### GOAL OF THE EXERCISE
Every line that contains "جابر" counts once; give the total number of such lines, with no other words.
===
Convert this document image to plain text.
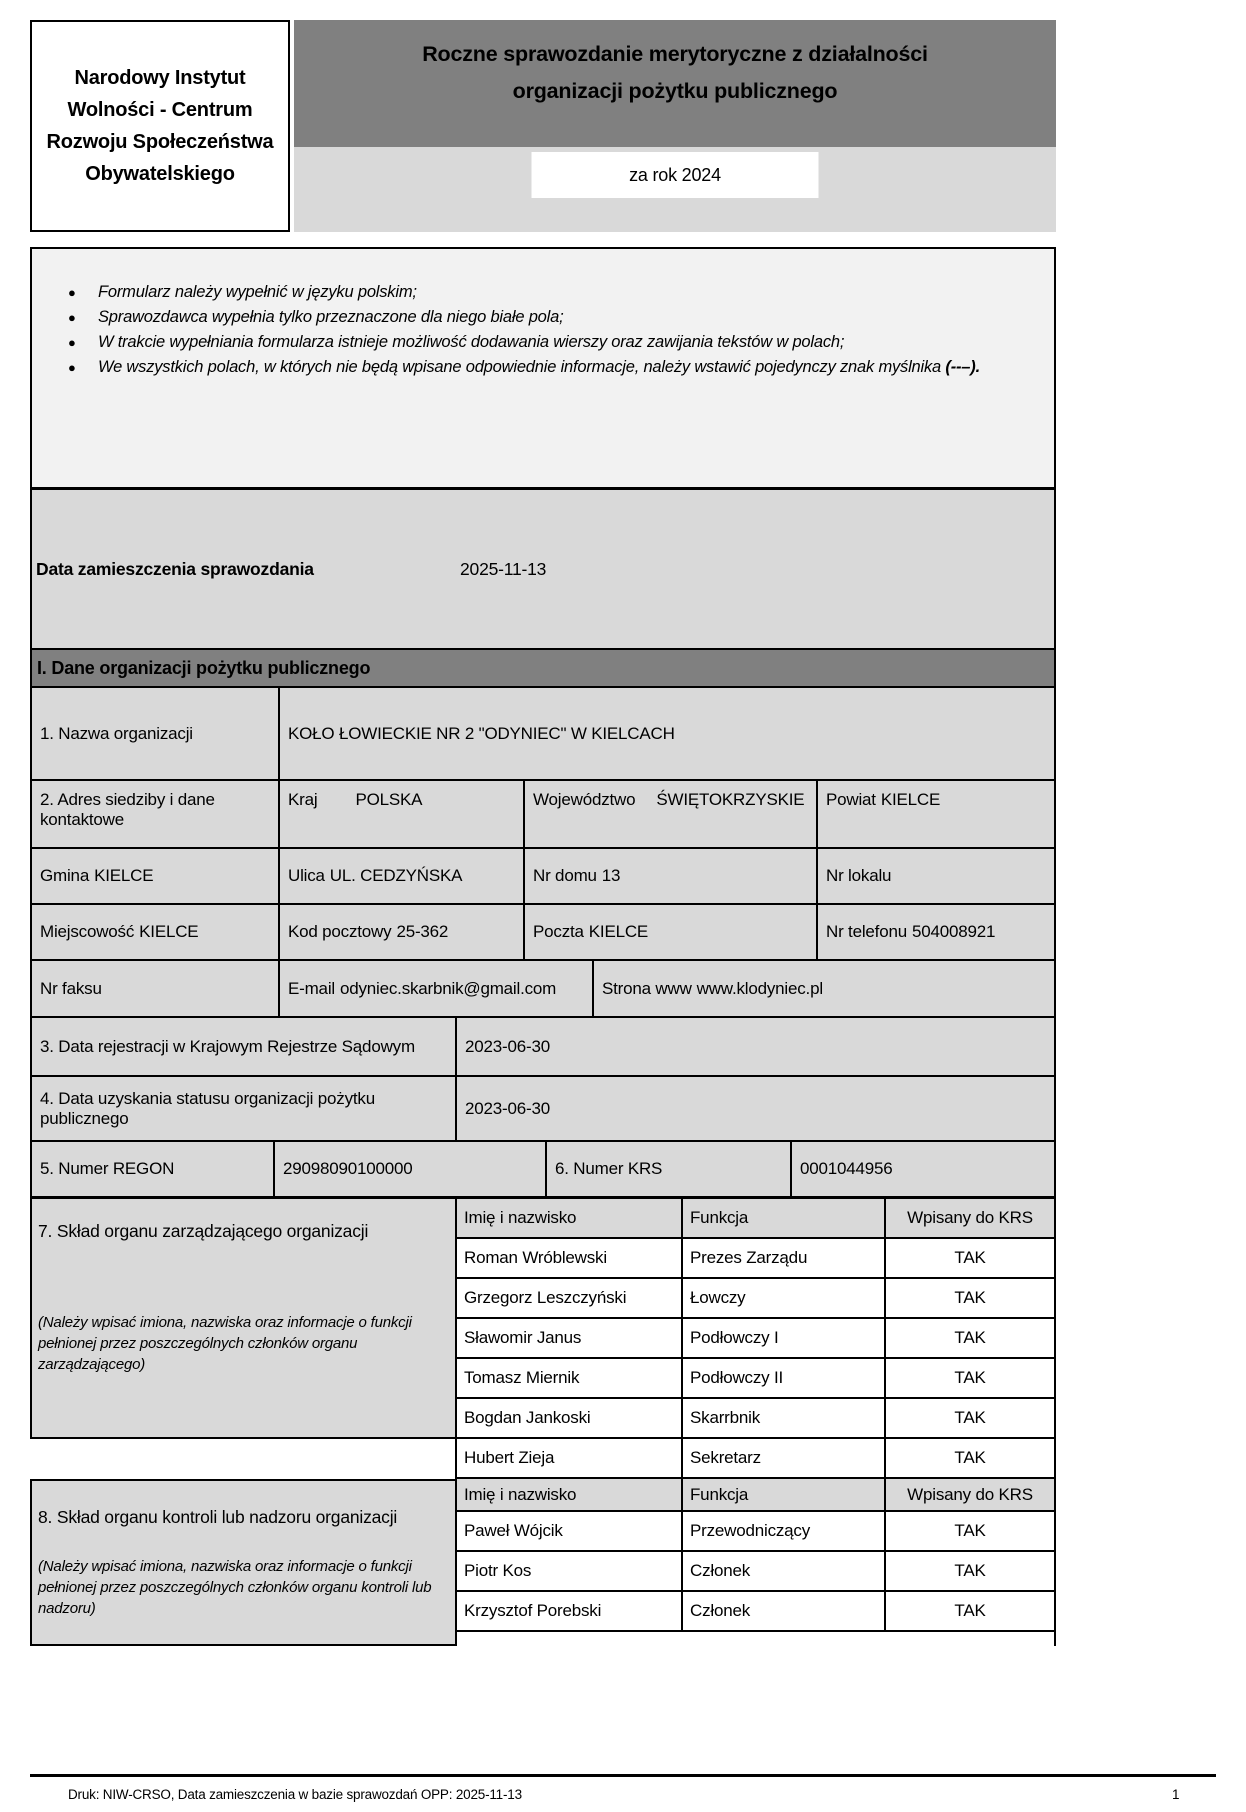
Narodowy Instytut Wolności - Centrum Rozwoju Społeczeństwa Obywatelskiego
Roczne sprawozdanie merytoryczne z działalności
organizacji pożytku publicznego
za rok 2024
●	Formularz należy wypełnić w języku polskim;
●	Sprawozdawca wypełnia tylko przeznaczone dla niego białe pola;
●	W trakcie wypełniania formularza istnieje możliwość dodawania wierszy oraz zawijania tekstów w polach;
●	We wszystkich polach, w których nie będą wpisane odpowiednie informacje, należy wstawić pojedynczy znak myślnika (--–).
Data zamieszczenia sprawozdania	2025-11-13
I. Dane organizacji pożytku publicznego
1. Nazwa organizacji	KOŁO ŁOWIECKIE NR 2 "ODYNIEC" W KIELCACH
2. Adres siedziby i dane kontaktowe
Kraj POLSKA	Województwo ŚWIĘTOKRZYSKIE Powiat KIELCE
Gmina KIELCE	Ulica UL. CEDZYŃSKA	Nr domu 13	Nr lokalu
Miejscowość KIELCE	Kod pocztowy 25-362	Poczta KIELCE	Nr telefonu 504008921
Nr faksu	E-mail odyniec.skarbnik@gmail.com	Strona www www.klodyniec.pl
3. Data rejestracji w Krajowym Rejestrze Sądowym	2023-06-30
4. Data uzyskania statusu organizacji pożytku publicznego
2023-06-30
5. Numer REGON	29098090100000	6. Numer KRS	0001044956
7. Skład organu zarządzającego organizacji
(Należy wpisać imiona, nazwiska oraz informacje o funkcji pełnionej przez poszczególnych członków organu zarządzającego)
8. Skład organu kontroli lub nadzoru organizacji
(Należy wpisać imiona, nazwiska oraz informacje o funkcji pełnionej przez poszczególnych członków organu kontroli lub nadzoru)
Imię i nazwisko	Funkcja	Wpisany do KRS
Roman Wróblewski	Prezes Zarządu	TAK
Grzegorz Leszczyński	Łowczy	TAK
Sławomir Janus	Podłowczy I	TAK
Tomasz Miernik	Podłowczy II	TAK
Bogdan Jankoski	Skarrbnik	TAK
Hubert Zieja	Sekretarz	TAK
Imię i nazwisko	Funkcja	Wpisany do KRS
Paweł Wójcik	Przewodniczący	TAK
Piotr Kos	Członek	TAK
Krzysztof Porebski	Członek	TAK
Druk: NIW-CRSO, Data zamieszczenia w bazie sprawozdań OPP: 2025-11-13	1
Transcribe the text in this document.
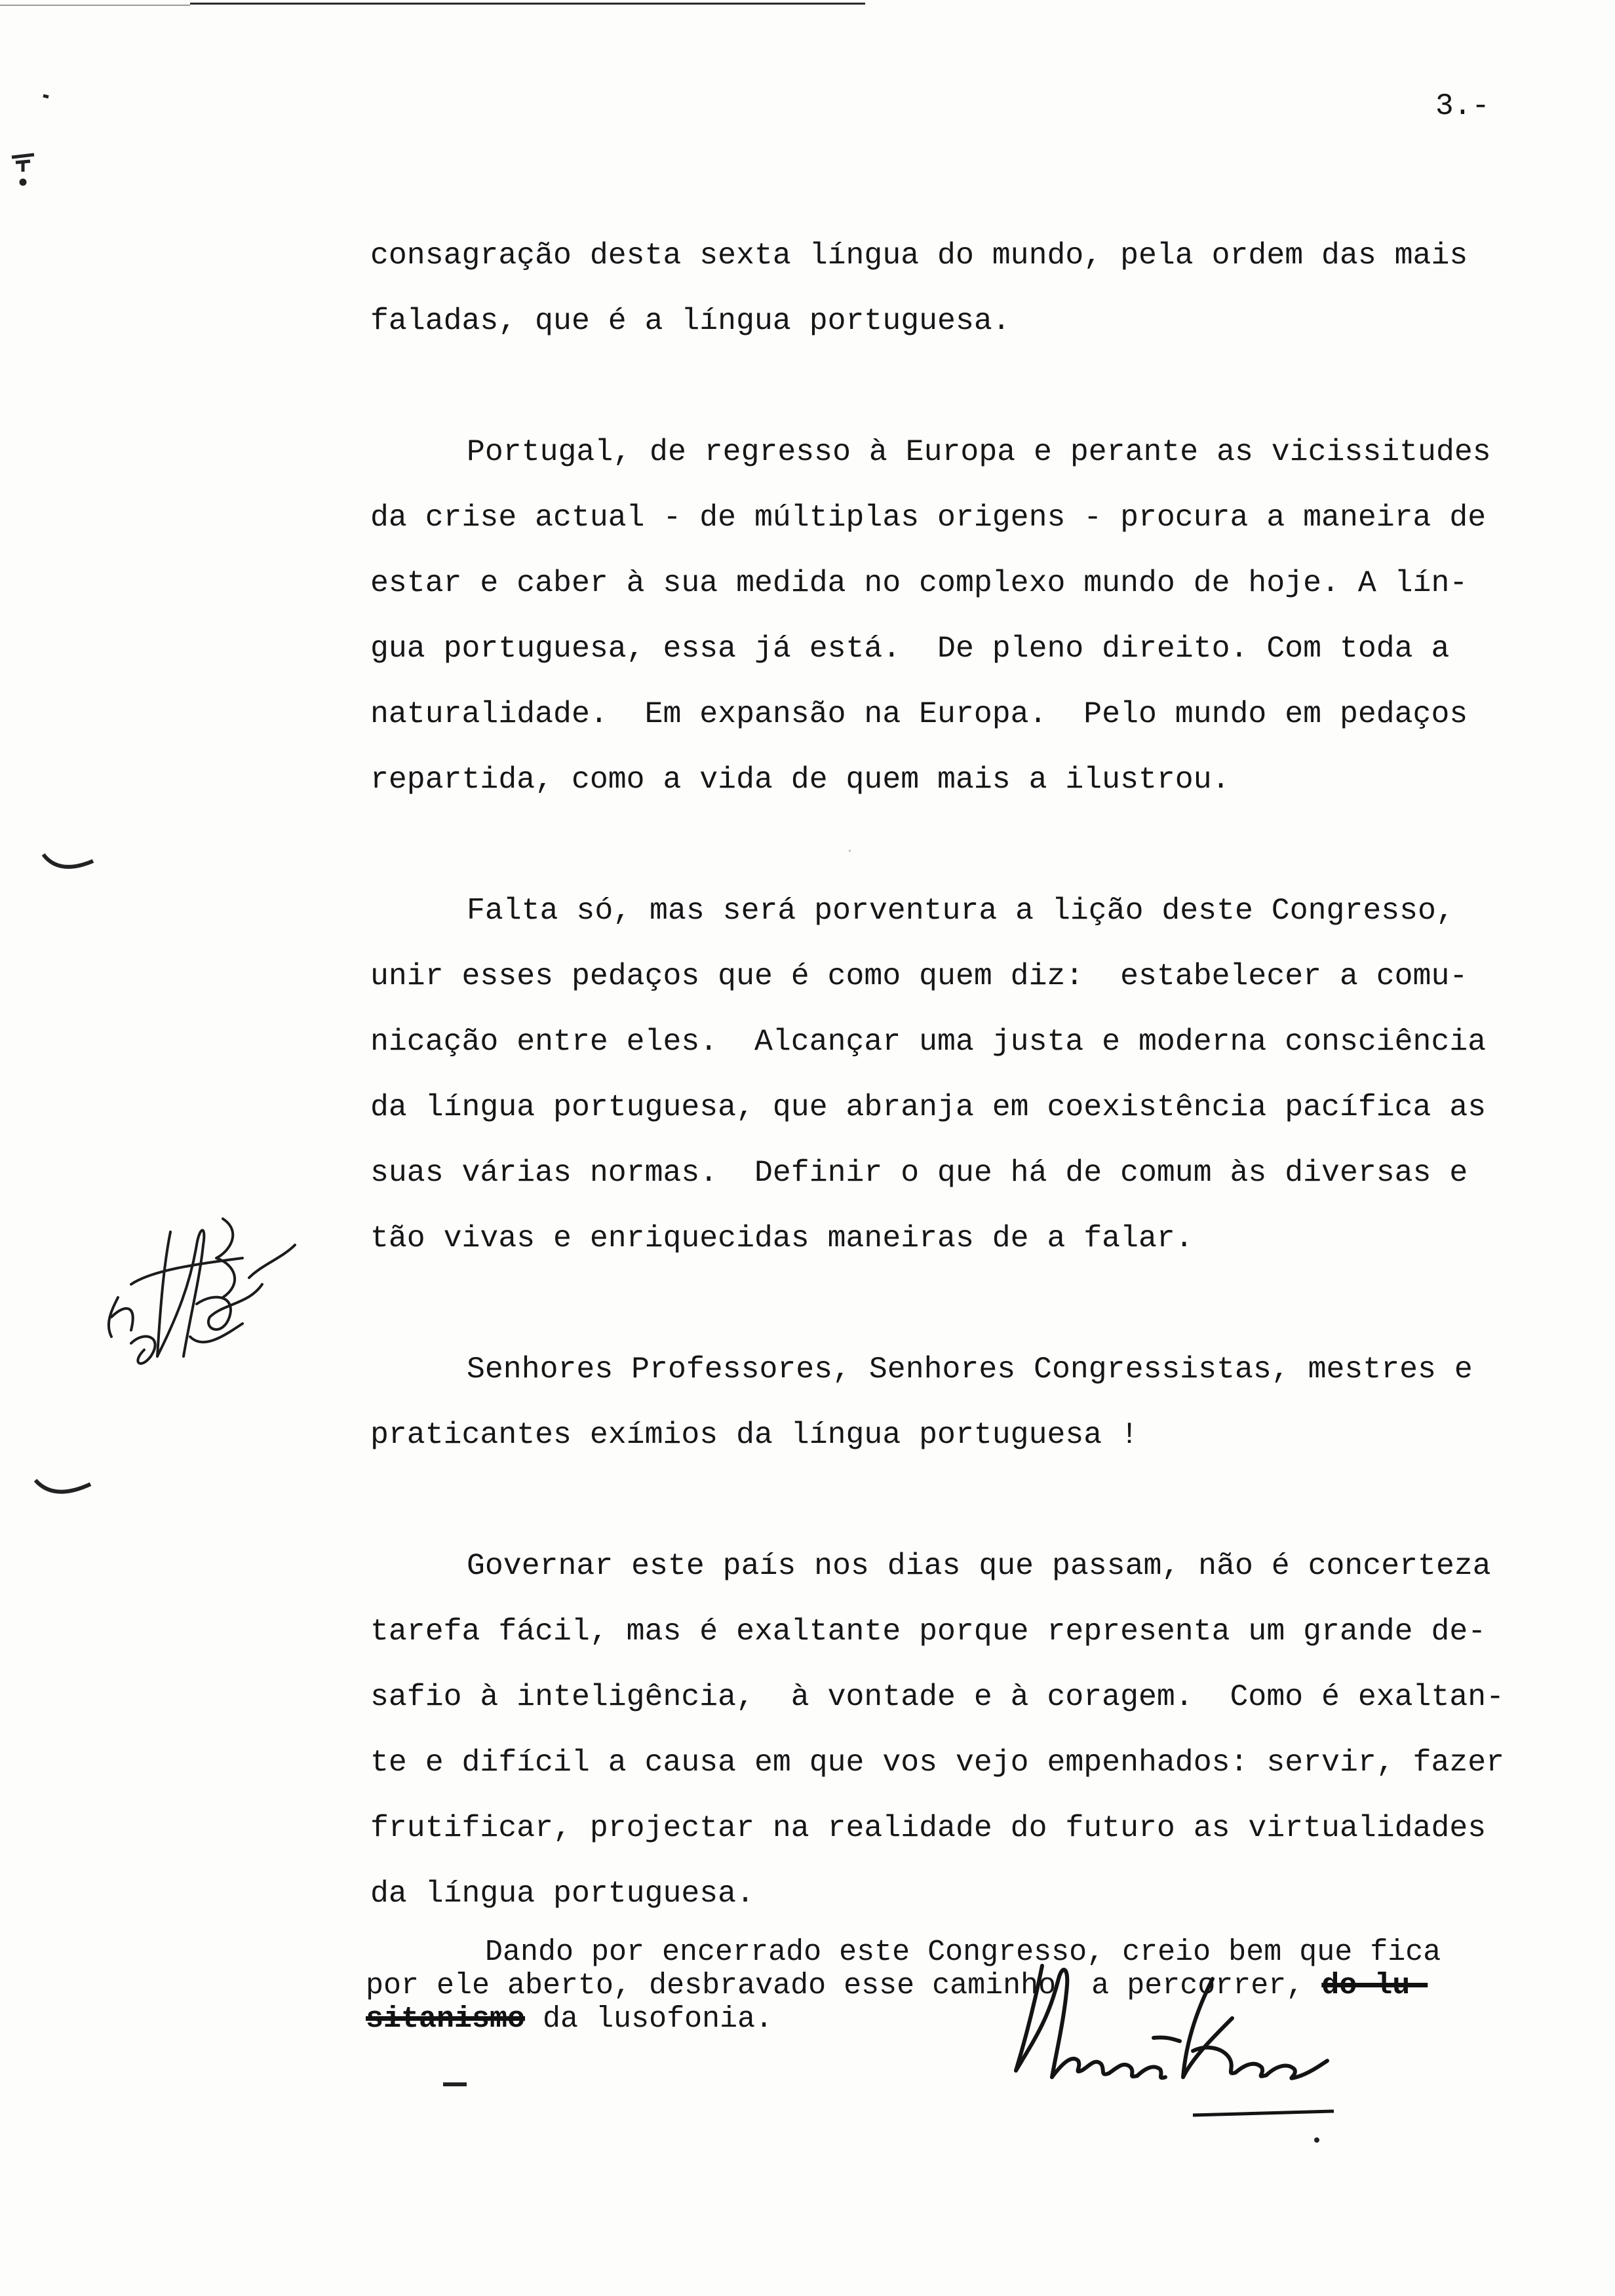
3.-
consagração desta sexta língua do mundo, pela ordem das mais
faladas, que é a língua portuguesa.
Portugal, de regresso à Europa e perante as vicissitudes
da crise actual - de múltiplas origens - procura a maneira de
estar e caber à sua medida no complexo mundo de hoje. A lín-
gua portuguesa, essa já está.  De pleno direito. Com toda a
naturalidade.  Em expansão na Europa.  Pelo mundo em pedaços
repartida, como a vida de quem mais a ilustrou.
Falta só, mas será porventura a lição deste Congresso,
unir esses pedaços que é como quem diz:  estabelecer a comu-
nicação entre eles.  Alcançar uma justa e moderna consciência
da língua portuguesa, que abranja em coexistência pacífica as
suas várias normas.  Definir o que há de comum às diversas e
tão vivas e enriquecidas maneiras de a falar.
Senhores Professores, Senhores Congressistas, mestres e
praticantes exímios da língua portuguesa !
Governar este país nos dias que passam, não é concerteza
tarefa fácil, mas é exaltante porque representa um grande de-
safio à inteligência,  à vontade e à coragem.  Como é exaltan-
te e difícil a causa em que vos vejo empenhados: servir, fazer
frutificar, projectar na realidade do futuro as virtualidades
da língua portuguesa.
Dando por encerrado este Congresso, creio bem que fica
por ele aberto, desbravado esse caminho  a percorrer, do lu-
sitanismo da lusofonia.
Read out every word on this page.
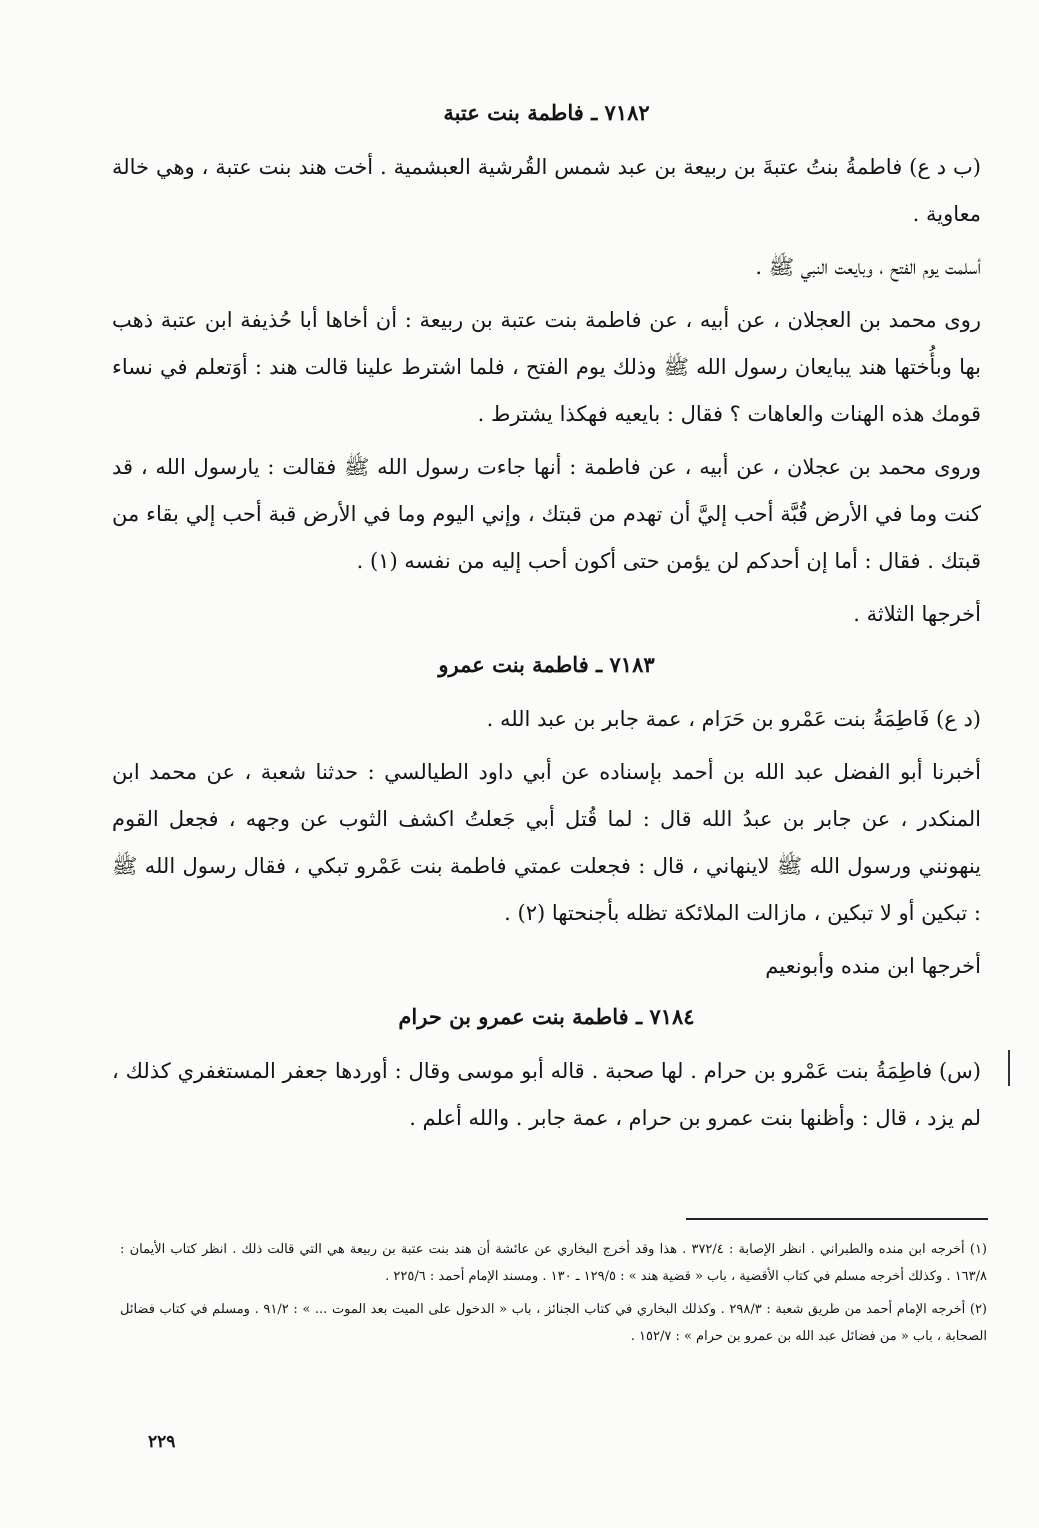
٧١٨٢ ـ فاطمة بنت عتبة

(ب د ع) فاطمةُ بنتُ عتبةَ بن ربيعة بن عبد شمس القُرشية العبشمية . أخت هند بنت عتبة ، وهي خالة معاوية .

أسلمت يوم الفتح ، وبايعت النبي ﷺ .

روى محمد بن العجلان ، عن أبيه ، عن فاطمة بنت عتبة بن ربيعة : أن أخاها أبا حُذيفة ابن عتبة ذهب بها وبأُختها هند يبايعان رسول الله ﷺ وذلك يوم الفتح ، فلما اشترط علينا قالت هند : أوَتعلم في نساء قومك هذه الهنات والعاهات ؟ فقال : بايعيه فهكذا يشترط .

وروى محمد بن عجلان ، عن أبيه ، عن فاطمة : أنها جاءت رسول الله ﷺ فقالت : يارسول الله ، قد كنت وما في الأرض قُبَّة أحب إليَّ أن تهدم من قبتك ، وإني اليوم وما في الأرض قبة أحب إلي بقاء من قبتك . فقال : أما إن أحدكم لن يؤمن حتى أكون أحب إليه من نفسه (١) .

أخرجها الثلاثة .

٧١٨٣ ـ فاطمة بنت عمرو

(د ع) فَاطِمَةُ بنت عَمْرو بن حَرَام ، عمة جابر بن عبد الله .

أخبرنا أبو الفضل عبد الله بن أحمد بإسناده عن أبي داود الطيالسي : حدثنا شعبة ، عن محمد ابن المنكدر ، عن جابر بن عبدُ الله قال : لما قُتل أبي جَعلتُ اكشف الثوب عن وجهه ، فجعل القوم ينهونني ورسول الله ﷺ لاينهاني ، قال : فجعلت عمتي فاطمة بنت عَمْرو تبكي ، فقال رسول الله ﷺ : تبكين أو لا تبكين ، مازالت الملائكة تظله بأجنحتها (٢) .

أخرجها ابن منده وأبونعيم

٧١٨٤ ـ فاطمة بنت عمرو بن حرام

(س) فاطِمَةُ بنت عَمْرو بن حرام . لها صحبة . قاله أبو موسى وقال : أوردها جعفر المستغفري كذلك ، لم يزد ، قال : وأظنها بنت عمرو بن حرام ، عمة جابر . والله أعلم .

(١) أخرجه ابن منده والطبراني . انظر الإصابة : ٣٧٢/٤ . هذا وقد أخرج البخاري عن عائشة أن هند بنت عتبة بن ربيعة هي التي قالت ذلك . انظر كتاب الأيمان : ١٦٣/٨ . وكذلك أخرجه مسلم في كتاب الأقضية ، باب « قضية هند » : ١٢٩/٥ ـ ١٣٠ . ومسند الإمام أحمد : ٢٢٥/٦ .

(٢) أخرجه الإمام أحمد من طريق شعبة : ٢٩٨/٣ . وكذلك البخاري في كتاب الجنائز ، باب « الدخول على الميت بعد الموت ... » : ٩١/٢ . ومسلم في كتاب فضائل الصحابة ، باب « من فضائل عبد الله بن عمرو بن حرام » : ١٥٢/٧ .

٢٢٩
===
### FULL SOLUTION
3